(Items listed in a dataset)
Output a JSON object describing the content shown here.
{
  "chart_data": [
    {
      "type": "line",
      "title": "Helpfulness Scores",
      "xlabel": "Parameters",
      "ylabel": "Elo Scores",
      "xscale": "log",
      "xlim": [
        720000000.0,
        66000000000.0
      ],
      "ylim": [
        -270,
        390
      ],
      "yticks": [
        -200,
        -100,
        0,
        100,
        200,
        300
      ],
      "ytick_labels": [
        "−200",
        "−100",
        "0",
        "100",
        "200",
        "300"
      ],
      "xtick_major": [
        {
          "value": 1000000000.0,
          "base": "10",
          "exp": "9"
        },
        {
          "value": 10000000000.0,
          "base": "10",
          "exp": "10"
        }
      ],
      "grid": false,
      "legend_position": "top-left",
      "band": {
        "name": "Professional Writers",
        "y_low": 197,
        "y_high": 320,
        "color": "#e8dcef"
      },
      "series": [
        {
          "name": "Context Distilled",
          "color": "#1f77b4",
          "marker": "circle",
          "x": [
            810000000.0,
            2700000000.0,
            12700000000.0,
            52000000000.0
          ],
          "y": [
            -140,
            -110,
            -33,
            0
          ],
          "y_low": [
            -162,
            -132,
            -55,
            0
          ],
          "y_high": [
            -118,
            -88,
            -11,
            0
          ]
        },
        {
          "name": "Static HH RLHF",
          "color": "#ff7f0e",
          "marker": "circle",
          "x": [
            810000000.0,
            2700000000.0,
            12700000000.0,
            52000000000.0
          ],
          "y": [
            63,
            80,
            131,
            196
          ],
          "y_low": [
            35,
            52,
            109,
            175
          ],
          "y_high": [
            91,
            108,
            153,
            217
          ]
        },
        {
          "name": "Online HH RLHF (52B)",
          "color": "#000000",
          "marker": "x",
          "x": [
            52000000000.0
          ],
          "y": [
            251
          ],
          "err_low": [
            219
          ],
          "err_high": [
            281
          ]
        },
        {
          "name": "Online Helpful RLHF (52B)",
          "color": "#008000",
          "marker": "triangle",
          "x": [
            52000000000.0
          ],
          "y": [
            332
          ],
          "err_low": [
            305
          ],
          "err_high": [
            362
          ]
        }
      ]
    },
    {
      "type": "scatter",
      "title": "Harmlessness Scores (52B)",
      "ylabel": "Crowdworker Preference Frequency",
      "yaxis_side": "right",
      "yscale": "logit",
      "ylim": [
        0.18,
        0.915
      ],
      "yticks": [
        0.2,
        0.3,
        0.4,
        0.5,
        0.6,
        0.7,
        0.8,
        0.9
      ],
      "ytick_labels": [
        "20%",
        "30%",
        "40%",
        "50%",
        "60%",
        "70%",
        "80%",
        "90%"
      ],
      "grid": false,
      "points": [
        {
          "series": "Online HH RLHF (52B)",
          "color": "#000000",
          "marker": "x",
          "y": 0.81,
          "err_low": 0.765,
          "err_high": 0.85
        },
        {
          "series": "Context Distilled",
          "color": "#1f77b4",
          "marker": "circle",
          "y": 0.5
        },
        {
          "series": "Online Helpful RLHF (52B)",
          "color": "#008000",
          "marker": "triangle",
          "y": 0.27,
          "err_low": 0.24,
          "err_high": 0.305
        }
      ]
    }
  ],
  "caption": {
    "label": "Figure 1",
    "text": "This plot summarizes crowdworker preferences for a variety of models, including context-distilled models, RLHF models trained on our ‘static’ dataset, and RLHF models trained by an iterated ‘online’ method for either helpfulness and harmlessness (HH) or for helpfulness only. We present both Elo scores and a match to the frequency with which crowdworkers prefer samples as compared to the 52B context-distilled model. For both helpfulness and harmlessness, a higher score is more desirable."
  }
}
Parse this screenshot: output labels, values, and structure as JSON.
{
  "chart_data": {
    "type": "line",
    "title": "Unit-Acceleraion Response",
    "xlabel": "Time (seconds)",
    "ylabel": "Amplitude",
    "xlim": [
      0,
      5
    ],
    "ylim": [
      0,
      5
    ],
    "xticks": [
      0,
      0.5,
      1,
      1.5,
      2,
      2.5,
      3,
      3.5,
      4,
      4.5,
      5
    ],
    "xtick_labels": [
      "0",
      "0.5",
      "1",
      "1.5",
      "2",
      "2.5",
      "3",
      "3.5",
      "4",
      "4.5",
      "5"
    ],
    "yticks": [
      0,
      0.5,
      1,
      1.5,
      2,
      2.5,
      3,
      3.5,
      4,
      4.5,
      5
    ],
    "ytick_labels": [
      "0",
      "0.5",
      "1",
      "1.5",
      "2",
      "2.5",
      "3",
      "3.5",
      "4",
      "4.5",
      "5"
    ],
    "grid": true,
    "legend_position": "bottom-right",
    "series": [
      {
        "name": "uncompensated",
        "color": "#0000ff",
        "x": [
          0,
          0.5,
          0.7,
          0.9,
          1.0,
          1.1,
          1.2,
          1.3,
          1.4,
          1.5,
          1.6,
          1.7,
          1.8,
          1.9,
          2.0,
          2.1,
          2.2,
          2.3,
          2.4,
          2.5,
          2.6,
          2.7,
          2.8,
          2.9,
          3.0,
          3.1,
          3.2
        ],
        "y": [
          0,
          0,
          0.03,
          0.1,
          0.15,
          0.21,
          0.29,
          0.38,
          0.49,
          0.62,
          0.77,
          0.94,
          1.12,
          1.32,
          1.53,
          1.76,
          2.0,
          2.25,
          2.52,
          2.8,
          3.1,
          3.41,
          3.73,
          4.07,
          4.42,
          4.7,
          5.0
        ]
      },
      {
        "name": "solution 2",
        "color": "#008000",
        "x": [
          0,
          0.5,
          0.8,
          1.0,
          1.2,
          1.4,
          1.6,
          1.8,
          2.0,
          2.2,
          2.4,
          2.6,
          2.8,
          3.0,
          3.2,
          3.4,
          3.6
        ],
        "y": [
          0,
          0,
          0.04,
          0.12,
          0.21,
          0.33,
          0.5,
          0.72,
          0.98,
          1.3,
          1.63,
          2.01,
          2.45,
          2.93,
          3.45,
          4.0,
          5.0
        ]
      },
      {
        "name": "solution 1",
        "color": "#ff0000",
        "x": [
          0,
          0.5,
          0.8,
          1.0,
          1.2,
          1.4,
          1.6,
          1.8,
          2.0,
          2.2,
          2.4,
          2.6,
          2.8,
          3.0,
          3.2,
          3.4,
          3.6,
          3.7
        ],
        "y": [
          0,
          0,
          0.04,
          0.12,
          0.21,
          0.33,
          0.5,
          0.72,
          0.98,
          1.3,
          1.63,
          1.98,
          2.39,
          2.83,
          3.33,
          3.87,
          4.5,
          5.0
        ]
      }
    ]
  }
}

__EXERCISE DESCRIPTION__.
Copy all lines of the material above where the string "name" occurs.

__RESULT FOR THIS EXERCISE__.
        "name": "Professional Writers",
          "name": "Context Distilled",
          "name": "Static HH RLHF",
          "name": "Online HH RLHF (52B)",
          "name": "Online Helpful RLHF (52B)",
        "name": "uncompensated",
        "name": "solution 2",
        "name": "solution 1",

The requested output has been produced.